+++ The data

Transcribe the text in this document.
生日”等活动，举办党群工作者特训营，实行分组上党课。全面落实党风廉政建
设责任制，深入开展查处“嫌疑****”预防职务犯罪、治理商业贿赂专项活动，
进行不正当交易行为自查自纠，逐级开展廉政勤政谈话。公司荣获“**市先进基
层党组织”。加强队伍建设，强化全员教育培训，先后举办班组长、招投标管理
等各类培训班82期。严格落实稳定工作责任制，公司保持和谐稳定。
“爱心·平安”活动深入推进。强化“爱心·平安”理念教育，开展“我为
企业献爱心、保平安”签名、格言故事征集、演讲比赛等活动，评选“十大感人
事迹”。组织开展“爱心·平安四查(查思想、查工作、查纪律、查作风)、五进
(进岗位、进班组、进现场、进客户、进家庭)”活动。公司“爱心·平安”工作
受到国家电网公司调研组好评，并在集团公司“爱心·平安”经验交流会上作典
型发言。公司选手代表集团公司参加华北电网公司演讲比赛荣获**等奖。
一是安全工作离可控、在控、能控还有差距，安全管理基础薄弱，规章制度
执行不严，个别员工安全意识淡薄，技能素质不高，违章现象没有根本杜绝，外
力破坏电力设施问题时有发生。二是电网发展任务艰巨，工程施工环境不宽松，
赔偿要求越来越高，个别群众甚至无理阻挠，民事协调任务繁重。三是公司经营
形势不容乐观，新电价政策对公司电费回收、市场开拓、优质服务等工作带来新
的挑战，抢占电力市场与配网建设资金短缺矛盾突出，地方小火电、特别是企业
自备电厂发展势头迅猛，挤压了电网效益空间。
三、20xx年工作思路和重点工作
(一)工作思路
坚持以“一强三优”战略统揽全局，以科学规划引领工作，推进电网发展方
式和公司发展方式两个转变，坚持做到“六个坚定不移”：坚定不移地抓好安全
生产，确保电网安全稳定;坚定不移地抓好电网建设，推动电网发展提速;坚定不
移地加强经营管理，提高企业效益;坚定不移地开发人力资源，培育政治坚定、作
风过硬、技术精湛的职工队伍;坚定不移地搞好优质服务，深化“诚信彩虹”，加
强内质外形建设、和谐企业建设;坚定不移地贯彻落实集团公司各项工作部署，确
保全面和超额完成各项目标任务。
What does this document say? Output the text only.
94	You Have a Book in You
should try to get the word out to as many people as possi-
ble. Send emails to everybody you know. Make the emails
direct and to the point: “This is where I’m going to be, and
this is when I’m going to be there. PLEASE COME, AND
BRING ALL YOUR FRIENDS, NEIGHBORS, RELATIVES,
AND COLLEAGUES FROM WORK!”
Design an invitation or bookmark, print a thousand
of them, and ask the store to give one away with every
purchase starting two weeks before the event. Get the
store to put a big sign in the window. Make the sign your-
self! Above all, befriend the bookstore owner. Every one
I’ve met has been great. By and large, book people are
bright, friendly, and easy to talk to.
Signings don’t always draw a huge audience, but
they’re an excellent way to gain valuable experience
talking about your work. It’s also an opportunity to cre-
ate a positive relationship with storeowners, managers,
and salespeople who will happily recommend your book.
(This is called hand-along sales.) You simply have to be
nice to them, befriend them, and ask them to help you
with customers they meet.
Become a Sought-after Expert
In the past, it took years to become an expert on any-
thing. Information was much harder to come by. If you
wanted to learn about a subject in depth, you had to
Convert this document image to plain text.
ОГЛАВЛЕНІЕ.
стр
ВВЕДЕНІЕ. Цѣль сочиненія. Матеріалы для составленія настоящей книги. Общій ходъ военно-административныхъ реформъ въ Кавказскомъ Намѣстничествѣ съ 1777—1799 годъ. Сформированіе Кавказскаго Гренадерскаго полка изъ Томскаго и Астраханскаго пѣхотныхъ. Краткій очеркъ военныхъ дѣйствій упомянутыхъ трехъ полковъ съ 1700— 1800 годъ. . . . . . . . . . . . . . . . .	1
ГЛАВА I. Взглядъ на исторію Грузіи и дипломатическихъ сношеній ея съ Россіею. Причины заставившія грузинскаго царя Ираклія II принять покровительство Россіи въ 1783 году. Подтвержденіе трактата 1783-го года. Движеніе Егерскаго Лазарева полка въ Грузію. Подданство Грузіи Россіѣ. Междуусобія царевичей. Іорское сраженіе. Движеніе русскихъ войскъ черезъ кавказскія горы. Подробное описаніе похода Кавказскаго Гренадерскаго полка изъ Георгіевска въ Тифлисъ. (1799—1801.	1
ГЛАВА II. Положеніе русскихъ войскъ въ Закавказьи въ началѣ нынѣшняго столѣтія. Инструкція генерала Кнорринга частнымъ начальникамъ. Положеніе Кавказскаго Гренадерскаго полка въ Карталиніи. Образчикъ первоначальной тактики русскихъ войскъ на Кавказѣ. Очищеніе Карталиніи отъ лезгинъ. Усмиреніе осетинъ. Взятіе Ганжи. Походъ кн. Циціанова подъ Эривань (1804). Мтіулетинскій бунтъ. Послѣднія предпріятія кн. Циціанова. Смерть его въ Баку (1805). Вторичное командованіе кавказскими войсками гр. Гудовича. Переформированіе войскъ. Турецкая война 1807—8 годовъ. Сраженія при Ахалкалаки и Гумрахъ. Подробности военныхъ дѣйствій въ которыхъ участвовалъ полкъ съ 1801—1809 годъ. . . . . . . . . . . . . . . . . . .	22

++++++

» **What the task asks**: Copy each line above containing the string "with".

» **Result below**:
of them, and ask the store to give one away with every
ate a positive relationship with storeowners, managers,
with customers they meet.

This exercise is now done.